■ **Entries from a visual dataset**
— BEGIN —

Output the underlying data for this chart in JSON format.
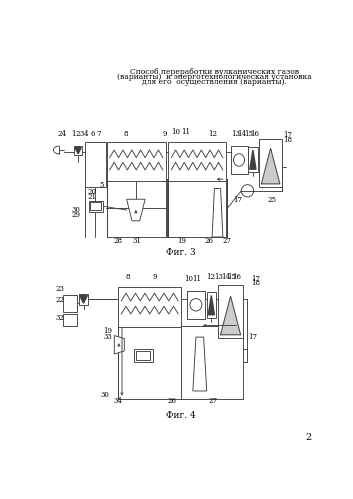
{
  "title_lines": [
    "Способ переработки вулканических газов",
    "(варианты)  и энерготехнологическая установка",
    "для его  осуществления (варианты)."
  ],
  "fig3_label": "Фиг. 3",
  "fig4_label": "Фиг. 4",
  "page_number": "2",
  "bg_color": "#ffffff",
  "line_color": "#404040",
  "text_color": "#000000"
}
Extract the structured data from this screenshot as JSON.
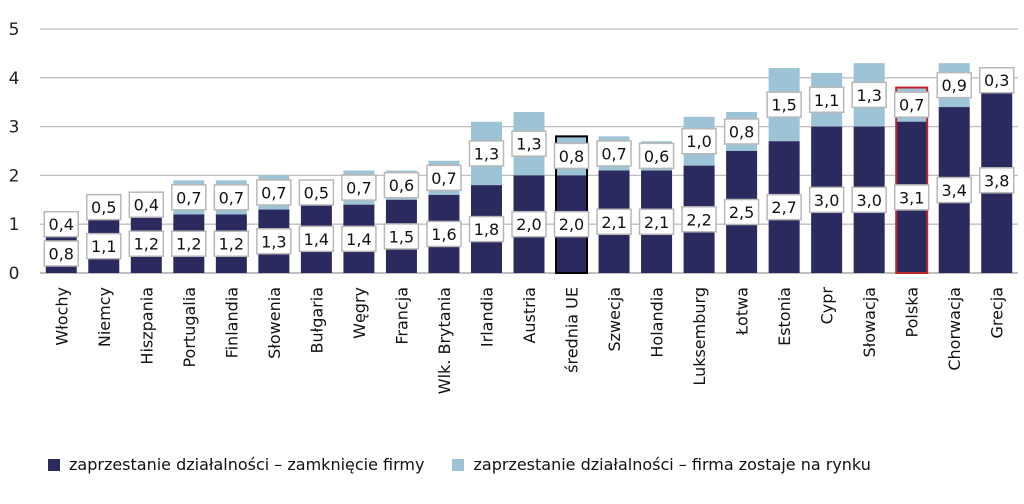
{
  "chart_data": {
    "type": "bar",
    "stacked": true,
    "categories": [
      "Włochy",
      "Niemcy",
      "Hiszpania",
      "Portugalia",
      "Finlandia",
      "Słowenia",
      "Bułgaria",
      "Węgry",
      "Francja",
      "Wlk. Brytania",
      "Irlandia",
      "Austria",
      "średnia UE",
      "Szwecja",
      "Holandia",
      "Luksemburg",
      "Łotwa",
      "Estonia",
      "Cypr",
      "Słowacja",
      "Polska",
      "Chorwacja",
      "Grecja"
    ],
    "series": [
      {
        "name": "zaprzestanie działalności – zamknięcie firmy",
        "color": "#2b2a5e",
        "values": [
          0.8,
          1.1,
          1.2,
          1.2,
          1.2,
          1.3,
          1.4,
          1.4,
          1.5,
          1.6,
          1.8,
          2.0,
          2.0,
          2.1,
          2.1,
          2.2,
          2.5,
          2.7,
          3.0,
          3.0,
          3.1,
          3.4,
          3.8
        ],
        "labels": [
          "0,8",
          "1,1",
          "1,2",
          "1,2",
          "1,2",
          "1,3",
          "1,4",
          "1,4",
          "1,5",
          "1,6",
          "1,8",
          "2,0",
          "2,0",
          "2,1",
          "2,1",
          "2,2",
          "2,5",
          "2,7",
          "3,0",
          "3,0",
          "3,1",
          "3,4",
          "3,8"
        ]
      },
      {
        "name": "zaprzestanie działalności – firma zostaje na rynku",
        "color": "#9dc3d6",
        "values": [
          0.4,
          0.5,
          0.4,
          0.7,
          0.7,
          0.7,
          0.5,
          0.7,
          0.6,
          0.7,
          1.3,
          1.3,
          0.8,
          0.7,
          0.6,
          1.0,
          0.8,
          1.5,
          1.1,
          1.3,
          0.7,
          0.9,
          0.3
        ],
        "labels": [
          "0,4",
          "0,5",
          "0,4",
          "0,7",
          "0,7",
          "0,7",
          "0,5",
          "0,7",
          "0,6",
          "0,7",
          "1,3",
          "1,3",
          "0,8",
          "0,7",
          "0,6",
          "1,0",
          "0,8",
          "1,5",
          "1,1",
          "1,3",
          "0,7",
          "0,9",
          "0,3"
        ]
      }
    ],
    "yticks": [
      "0",
      "1",
      "2",
      "3",
      "4",
      "5"
    ],
    "ylim": [
      0,
      5
    ],
    "grid": true,
    "legend_position": "bottom",
    "highlight": {
      "Polska": "#c0272d",
      "średnia UE": "#000000"
    }
  }
}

— END —

■ **Aim**
Filter out all lines lacking the word "this" and copy the rest.

■ **Answer to the problem**
Output the underlying data for this chart in JSON format.
Extract the structured data from this screenshot as JSON.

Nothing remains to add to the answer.